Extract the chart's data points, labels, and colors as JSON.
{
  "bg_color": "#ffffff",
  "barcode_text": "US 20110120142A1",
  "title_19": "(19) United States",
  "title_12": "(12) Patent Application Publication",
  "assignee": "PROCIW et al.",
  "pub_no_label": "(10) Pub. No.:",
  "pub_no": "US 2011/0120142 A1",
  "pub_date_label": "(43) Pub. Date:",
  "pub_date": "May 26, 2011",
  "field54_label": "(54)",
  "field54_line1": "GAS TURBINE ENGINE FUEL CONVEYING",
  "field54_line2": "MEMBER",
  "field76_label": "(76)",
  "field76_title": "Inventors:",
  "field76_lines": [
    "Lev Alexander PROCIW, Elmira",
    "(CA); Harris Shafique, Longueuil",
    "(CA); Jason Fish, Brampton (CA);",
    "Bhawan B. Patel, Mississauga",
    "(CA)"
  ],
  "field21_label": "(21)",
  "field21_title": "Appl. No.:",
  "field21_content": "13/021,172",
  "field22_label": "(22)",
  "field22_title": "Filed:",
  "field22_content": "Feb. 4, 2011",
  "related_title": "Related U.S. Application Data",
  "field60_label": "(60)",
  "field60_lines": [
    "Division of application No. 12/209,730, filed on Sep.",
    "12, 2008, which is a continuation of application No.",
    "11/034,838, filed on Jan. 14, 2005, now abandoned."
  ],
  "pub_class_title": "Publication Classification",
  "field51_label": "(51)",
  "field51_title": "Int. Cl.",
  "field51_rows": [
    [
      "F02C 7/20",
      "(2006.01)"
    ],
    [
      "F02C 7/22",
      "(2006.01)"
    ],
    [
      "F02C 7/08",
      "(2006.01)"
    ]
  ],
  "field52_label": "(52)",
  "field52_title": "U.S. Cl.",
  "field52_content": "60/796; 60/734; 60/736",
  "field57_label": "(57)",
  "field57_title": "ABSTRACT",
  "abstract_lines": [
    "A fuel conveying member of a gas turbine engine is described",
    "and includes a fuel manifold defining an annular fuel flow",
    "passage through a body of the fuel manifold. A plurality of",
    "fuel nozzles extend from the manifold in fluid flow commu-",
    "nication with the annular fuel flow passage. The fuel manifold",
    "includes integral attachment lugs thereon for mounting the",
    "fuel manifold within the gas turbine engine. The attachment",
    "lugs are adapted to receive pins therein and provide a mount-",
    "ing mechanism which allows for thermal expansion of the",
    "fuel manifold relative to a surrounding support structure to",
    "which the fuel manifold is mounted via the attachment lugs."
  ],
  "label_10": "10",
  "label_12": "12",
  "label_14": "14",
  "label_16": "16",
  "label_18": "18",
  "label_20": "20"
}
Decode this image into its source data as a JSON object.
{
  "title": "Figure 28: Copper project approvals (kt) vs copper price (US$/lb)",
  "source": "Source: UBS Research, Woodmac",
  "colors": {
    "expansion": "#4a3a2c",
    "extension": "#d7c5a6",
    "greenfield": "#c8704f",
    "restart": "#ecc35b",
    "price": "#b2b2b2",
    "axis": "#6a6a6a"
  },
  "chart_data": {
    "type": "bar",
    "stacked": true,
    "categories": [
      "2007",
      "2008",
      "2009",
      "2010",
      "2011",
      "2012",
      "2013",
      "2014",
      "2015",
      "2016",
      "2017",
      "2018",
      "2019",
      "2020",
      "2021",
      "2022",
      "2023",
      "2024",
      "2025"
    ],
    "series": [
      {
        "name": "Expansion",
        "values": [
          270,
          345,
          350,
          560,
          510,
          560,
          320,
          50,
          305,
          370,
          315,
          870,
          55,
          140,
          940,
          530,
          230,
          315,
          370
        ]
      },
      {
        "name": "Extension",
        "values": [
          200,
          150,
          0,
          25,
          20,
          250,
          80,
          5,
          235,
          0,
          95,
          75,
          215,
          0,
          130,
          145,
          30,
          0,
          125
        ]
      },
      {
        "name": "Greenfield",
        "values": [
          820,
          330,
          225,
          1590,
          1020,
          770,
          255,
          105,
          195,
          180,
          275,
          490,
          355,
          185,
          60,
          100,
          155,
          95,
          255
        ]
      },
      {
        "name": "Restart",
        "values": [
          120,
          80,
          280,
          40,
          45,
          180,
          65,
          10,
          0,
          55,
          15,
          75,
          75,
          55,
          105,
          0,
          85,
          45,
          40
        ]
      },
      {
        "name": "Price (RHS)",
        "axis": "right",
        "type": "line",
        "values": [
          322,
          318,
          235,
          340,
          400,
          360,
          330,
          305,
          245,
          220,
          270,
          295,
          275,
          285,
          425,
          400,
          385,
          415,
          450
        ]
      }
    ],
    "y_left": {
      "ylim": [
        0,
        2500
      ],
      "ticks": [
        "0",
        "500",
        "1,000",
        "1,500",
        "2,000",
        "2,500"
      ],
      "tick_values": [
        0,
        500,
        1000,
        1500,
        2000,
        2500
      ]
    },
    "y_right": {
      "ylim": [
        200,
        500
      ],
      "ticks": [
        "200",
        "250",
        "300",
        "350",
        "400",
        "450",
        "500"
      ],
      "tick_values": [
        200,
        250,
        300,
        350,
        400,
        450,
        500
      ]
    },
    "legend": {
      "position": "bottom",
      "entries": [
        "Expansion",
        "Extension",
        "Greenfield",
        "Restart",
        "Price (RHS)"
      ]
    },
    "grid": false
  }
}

━━━━

§ **Aim**
Nothing in the data may differ; print all of it exactly as written.

§ **Answer to the exercise**
Extract the chart's data points, labels, and colors as JSON.
{
  "bg_color": "#ffffff",
  "barcode_text": "US 20110120142A1",
  "title_19": "(19) United States",
  "title_12": "(12) Patent Application Publication",
  "assignee": "PROCIW et al.",
  "pub_no_label": "(10) Pub. No.:",
  "pub_no": "US 2011/0120142 A1",
  "pub_date_label": "(43) Pub. Date:",
  "pub_date": "May 26, 2011",
  "field54_label": "(54)",
  "field54_line1": "GAS TURBINE ENGINE FUEL CONVEYING",
  "field54_line2": "MEMBER",
  "field76_label": "(76)",
  "field76_title": "Inventors:",
  "field76_lines": [
    "Lev Alexander PROCIW, Elmira",
    "(CA); Harris Shafique, Longueuil",
    "(CA); Jason Fish, Brampton (CA);",
    "Bhawan B. Patel, Mississauga",
    "(CA)"
  ],
  "field21_label": "(21)",
  "field21_title": "Appl. No.:",
  "field21_content": "13/021,172",
  "field22_label": "(22)",
  "field22_title": "Filed:",
  "field22_content": "Feb. 4, 2011",
  "related_title": "Related U.S. Application Data",
  "field60_label": "(60)",
  "field60_lines": [
    "Division of application No. 12/209,730, filed on Sep.",
    "12, 2008, which is a continuation of application No.",
    "11/034,838, filed on Jan. 14, 2005, now abandoned."
  ],
  "pub_class_title": "Publication Classification",
  "field51_label": "(51)",
  "field51_title": "Int. Cl.",
  "field51_rows": [
    [
      "F02C 7/20",
      "(2006.01)"
    ],
    [
      "F02C 7/22",
      "(2006.01)"
    ],
    [
      "F02C 7/08",
      "(2006.01)"
    ]
  ],
  "field52_label": "(52)",
  "field52_title": "U.S. Cl.",
  "field52_content": "60/796; 60/734; 60/736",
  "field57_label": "(57)",
  "field57_title": "ABSTRACT",
  "abstract_lines": [
    "A fuel conveying member of a gas turbine engine is described",
    "and includes a fuel manifold defining an annular fuel flow",
    "passage through a body of the fuel manifold. A plurality of",
    "fuel nozzles extend from the manifold in fluid flow commu-",
    "nication with the annular fuel flow passage. The fuel manifold",
    "includes integral attachment lugs thereon for mounting the",
    "fuel manifold within the gas turbine engine. The attachment",
    "lugs are adapted to receive pins therein and provide a mount-",
    "ing mechanism which allows for thermal expansion of the",
    "fuel manifold relative to a surrounding support structure to",
    "which the fuel manifold is mounted via the attachment lugs."
  ],
  "label_10": "10",
  "label_12": "12",
  "label_14": "14",
  "label_16": "16",
  "label_18": "18",
  "label_20": "20"
}
Decode this image into its source data as a JSON object.
{
  "title": "Figure 28: Copper project approvals (kt) vs copper price (US$/lb)",
  "source": "Source: UBS Research, Woodmac",
  "colors": {
    "expansion": "#4a3a2c",
    "extension": "#d7c5a6",
    "greenfield": "#c8704f",
    "restart": "#ecc35b",
    "price": "#b2b2b2",
    "axis": "#6a6a6a"
  },
  "chart_data": {
    "type": "bar",
    "stacked": true,
    "categories": [
      "2007",
      "2008",
      "2009",
      "2010",
      "2011",
      "2012",
      "2013",
      "2014",
      "2015",
      "2016",
      "2017",
      "2018",
      "2019",
      "2020",
      "2021",
      "2022",
      "2023",
      "2024",
      "2025"
    ],
    "series": [
      {
        "name": "Expansion",
        "values": [
          270,
          345,
          350,
          560,
          510,
          560,
          320,
          50,
          305,
          370,
          315,
          870,
          55,
          140,
          940,
          530,
          230,
          315,
          370
        ]
      },
      {
        "name": "Extension",
        "values": [
          200,
          150,
          0,
          25,
          20,
          250,
          80,
          5,
          235,
          0,
          95,
          75,
          215,
          0,
          130,
          145,
          30,
          0,
          125
        ]
      },
      {
        "name": "Greenfield",
        "values": [
          820,
          330,
          225,
          1590,
          1020,
          770,
          255,
          105,
          195,
          180,
          275,
          490,
          355,
          185,
          60,
          100,
          155,
          95,
          255
        ]
      },
      {
        "name": "Restart",
        "values": [
          120,
          80,
          280,
          40,
          45,
          180,
          65,
          10,
          0,
          55,
          15,
          75,
          75,
          55,
          105,
          0,
          85,
          45,
          40
        ]
      },
      {
        "name": "Price (RHS)",
        "axis": "right",
        "type": "line",
        "values": [
          322,
          318,
          235,
          340,
          400,
          360,
          330,
          305,
          245,
          220,
          270,
          295,
          275,
          285,
          425,
          400,
          385,
          415,
          450
        ]
      }
    ],
    "y_left": {
      "ylim": [
        0,
        2500
      ],
      "ticks": [
        "0",
        "500",
        "1,000",
        "1,500",
        "2,000",
        "2,500"
      ],
      "tick_values": [
        0,
        500,
        1000,
        1500,
        2000,
        2500
      ]
    },
    "y_right": {
      "ylim": [
        200,
        500
      ],
      "ticks": [
        "200",
        "250",
        "300",
        "350",
        "400",
        "450",
        "500"
      ],
      "tick_values": [
        200,
        250,
        300,
        350,
        400,
        450,
        500
      ]
    },
    "legend": {
      "position": "bottom",
      "entries": [
        "Expansion",
        "Extension",
        "Greenfield",
        "Restart",
        "Price (RHS)"
      ]
    },
    "grid": false
  }
}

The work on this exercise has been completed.